#### TASK DETAILS
Leave out any picture and return the remaining listing below exactly as given.

#### Dataset rows
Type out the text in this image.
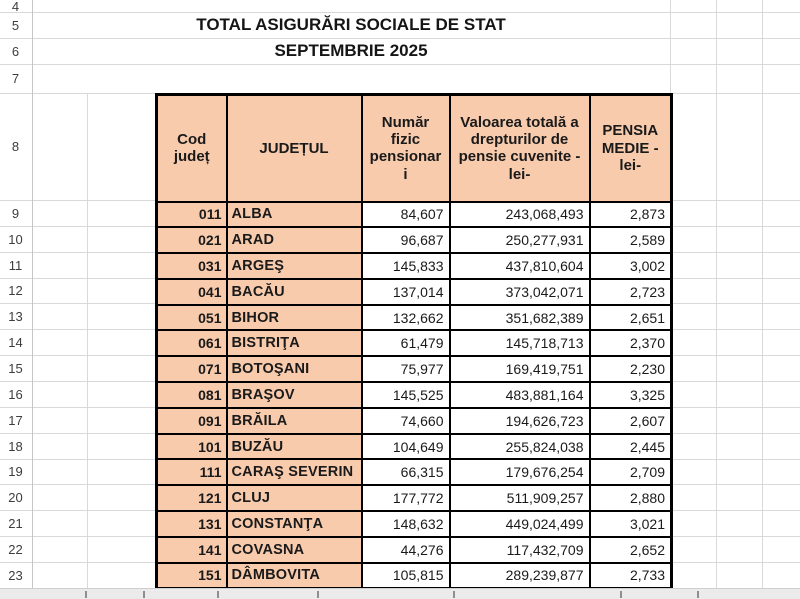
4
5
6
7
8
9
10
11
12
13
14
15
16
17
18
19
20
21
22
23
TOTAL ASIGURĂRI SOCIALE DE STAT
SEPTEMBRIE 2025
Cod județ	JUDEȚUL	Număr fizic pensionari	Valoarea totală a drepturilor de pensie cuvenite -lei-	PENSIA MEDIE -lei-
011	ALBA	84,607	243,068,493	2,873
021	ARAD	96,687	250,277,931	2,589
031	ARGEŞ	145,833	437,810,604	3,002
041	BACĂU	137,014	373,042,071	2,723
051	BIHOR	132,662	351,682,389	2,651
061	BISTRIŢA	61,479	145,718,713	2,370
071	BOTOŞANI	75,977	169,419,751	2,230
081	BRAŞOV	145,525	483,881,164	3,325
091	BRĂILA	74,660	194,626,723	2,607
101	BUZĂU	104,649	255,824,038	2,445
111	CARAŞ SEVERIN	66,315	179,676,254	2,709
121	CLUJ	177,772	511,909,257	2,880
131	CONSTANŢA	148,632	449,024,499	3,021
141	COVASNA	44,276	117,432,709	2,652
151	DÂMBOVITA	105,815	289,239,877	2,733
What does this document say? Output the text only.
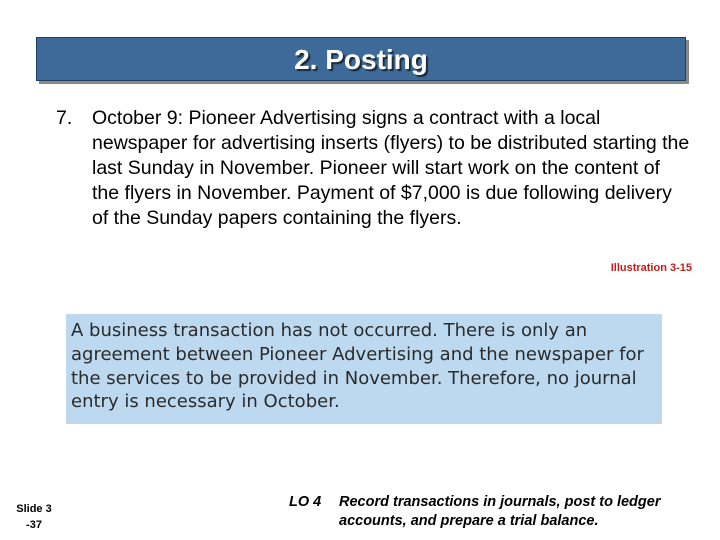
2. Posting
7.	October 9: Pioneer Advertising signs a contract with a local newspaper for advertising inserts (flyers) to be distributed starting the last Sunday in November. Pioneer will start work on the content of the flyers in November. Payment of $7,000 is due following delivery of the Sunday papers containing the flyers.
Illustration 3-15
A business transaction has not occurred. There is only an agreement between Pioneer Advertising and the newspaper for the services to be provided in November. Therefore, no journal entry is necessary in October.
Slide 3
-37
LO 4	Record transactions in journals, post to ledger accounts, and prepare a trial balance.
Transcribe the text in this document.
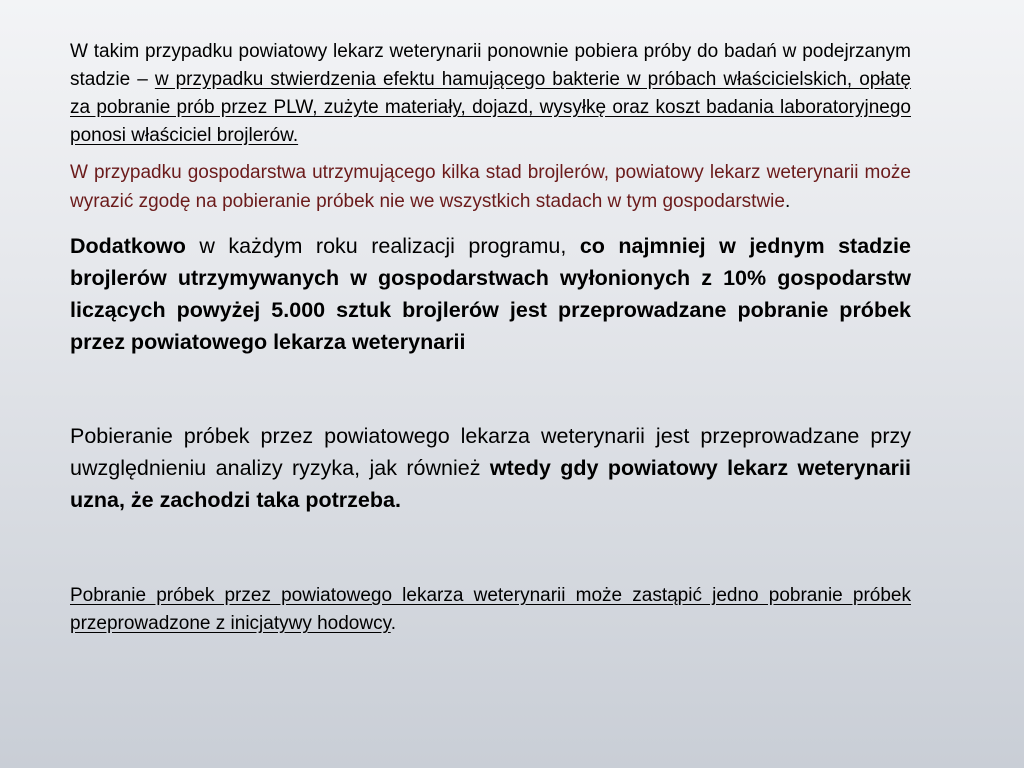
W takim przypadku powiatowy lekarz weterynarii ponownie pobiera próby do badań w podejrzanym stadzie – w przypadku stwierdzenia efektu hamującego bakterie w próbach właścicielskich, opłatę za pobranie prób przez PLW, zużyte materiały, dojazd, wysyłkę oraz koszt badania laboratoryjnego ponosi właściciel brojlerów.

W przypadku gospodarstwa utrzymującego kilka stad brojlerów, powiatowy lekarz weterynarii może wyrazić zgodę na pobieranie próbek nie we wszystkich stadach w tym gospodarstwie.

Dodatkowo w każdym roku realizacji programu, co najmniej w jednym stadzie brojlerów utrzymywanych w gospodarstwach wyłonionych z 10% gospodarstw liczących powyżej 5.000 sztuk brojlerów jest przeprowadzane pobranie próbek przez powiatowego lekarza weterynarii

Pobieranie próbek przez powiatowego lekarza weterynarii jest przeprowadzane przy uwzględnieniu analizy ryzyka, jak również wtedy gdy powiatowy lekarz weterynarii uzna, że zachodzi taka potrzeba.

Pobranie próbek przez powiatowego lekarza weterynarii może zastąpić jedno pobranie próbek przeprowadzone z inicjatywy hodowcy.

#### SOLUTION BELOW
Type out the text in this image.
4
5
6
7
8
9
10
11
12
13
14
15
16
17
18
19
20
21
22
23
TOTAL ASIGURĂRI SOCIALE DE STAT
SEPTEMBRIE 2025
Cod județ	JUDEȚUL	Număr fizic pensionari	Valoarea totală a drepturilor de pensie cuvenite -lei-	PENSIA MEDIE -lei-
011	ALBA	84,607	243,068,493	2,873
021	ARAD	96,687	250,277,931	2,589
031	ARGEŞ	145,833	437,810,604	3,002
041	BACĂU	137,014	373,042,071	2,723
051	BIHOR	132,662	351,682,389	2,651
061	BISTRIŢA	61,479	145,718,713	2,370
071	BOTOŞANI	75,977	169,419,751	2,230
081	BRAŞOV	145,525	483,881,164	3,325
091	BRĂILA	74,660	194,626,723	2,607
101	BUZĂU	104,649	255,824,038	2,445
111	CARAŞ SEVERIN	66,315	179,676,254	2,709
121	CLUJ	177,772	511,909,257	2,880
131	CONSTANŢA	148,632	449,024,499	3,021
141	COVASNA	44,276	117,432,709	2,652
151	DÂMBOVITA	105,815	289,239,877	2,733
What does this document say? Output the text only.
2. Posting
7.	October 9: Pioneer Advertising signs a contract with a local newspaper for advertising inserts (flyers) to be distributed starting the last Sunday in November. Pioneer will start work on the content of the flyers in November. Payment of $7,000 is due following delivery of the Sunday papers containing the flyers.
Illustration 3-15
A business transaction has not occurred. There is only an agreement between Pioneer Advertising and the newspaper for the services to be provided in November. Therefore, no journal entry is necessary in October.
Slide 3
-37
LO 4	Record transactions in journals, post to ledger accounts, and prepare a trial balance.
Transcribe the text in this document.
W takim przypadku powiatowy lekarz weterynarii ponownie pobiera próby do badań w podejrzanym stadzie – w przypadku stwierdzenia efektu hamującego bakterie w próbach właścicielskich, opłatę za pobranie prób przez PLW, zużyte materiały, dojazd, wysyłkę oraz koszt badania laboratoryjnego ponosi właściciel brojlerów.

W przypadku gospodarstwa utrzymującego kilka stad brojlerów, powiatowy lekarz weterynarii może wyrazić zgodę na pobieranie próbek nie we wszystkich stadach w tym gospodarstwie.

Dodatkowo w każdym roku realizacji programu, co najmniej w jednym stadzie brojlerów utrzymywanych w gospodarstwach wyłonionych z 10% gospodarstw liczących powyżej 5.000 sztuk brojlerów jest przeprowadzane pobranie próbek przez powiatowego lekarza weterynarii

Pobieranie próbek przez powiatowego lekarza weterynarii jest przeprowadzane przy uwzględnieniu analizy ryzyka, jak również wtedy gdy powiatowy lekarz weterynarii uzna, że zachodzi taka potrzeba.

Pobranie próbek przez powiatowego lekarza weterynarii może zastąpić jedno pobranie próbek przeprowadzone z inicjatywy hodowcy.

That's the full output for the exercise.